#### SHORT EXERCISE:
The records below hold pictures; please leave those out and retype the rest exactly.

#### DATA SUPPLIED:
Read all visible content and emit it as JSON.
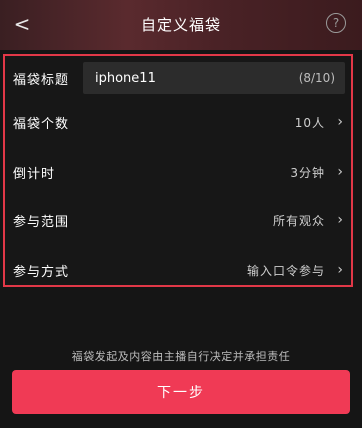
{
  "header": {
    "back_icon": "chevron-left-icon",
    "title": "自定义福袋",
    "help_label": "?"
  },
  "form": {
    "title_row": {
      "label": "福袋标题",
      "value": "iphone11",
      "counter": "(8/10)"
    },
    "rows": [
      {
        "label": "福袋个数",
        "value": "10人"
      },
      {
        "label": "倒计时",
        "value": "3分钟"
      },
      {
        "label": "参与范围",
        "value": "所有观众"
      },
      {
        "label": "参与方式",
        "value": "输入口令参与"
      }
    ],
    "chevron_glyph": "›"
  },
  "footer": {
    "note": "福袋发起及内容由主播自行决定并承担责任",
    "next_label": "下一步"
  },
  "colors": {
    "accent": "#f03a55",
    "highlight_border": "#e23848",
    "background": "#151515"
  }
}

#### ANSWER TO THIS TASK:
Read all visible content and emit it as JSON.
{
  "header": {
    "back_icon": "chevron-left-icon",
    "title": "自定义福袋",
    "help_label": "?"
  },
  "form": {
    "title_row": {
      "label": "福袋标题",
      "value": "iphone11",
      "counter": "(8/10)"
    },
    "rows": [
      {
        "label": "福袋个数",
        "value": "10人"
      },
      {
        "label": "倒计时",
        "value": "3分钟"
      },
      {
        "label": "参与范围",
        "value": "所有观众"
      },
      {
        "label": "参与方式",
        "value": "输入口令参与"
      }
    ],
    "chevron_glyph": "›"
  },
  "footer": {
    "note": "福袋发起及内容由主播自行决定并承担责任",
    "next_label": "下一步"
  },
  "colors": {
    "accent": "#f03a55",
    "highlight_border": "#e23848",
    "background": "#151515"
  }
}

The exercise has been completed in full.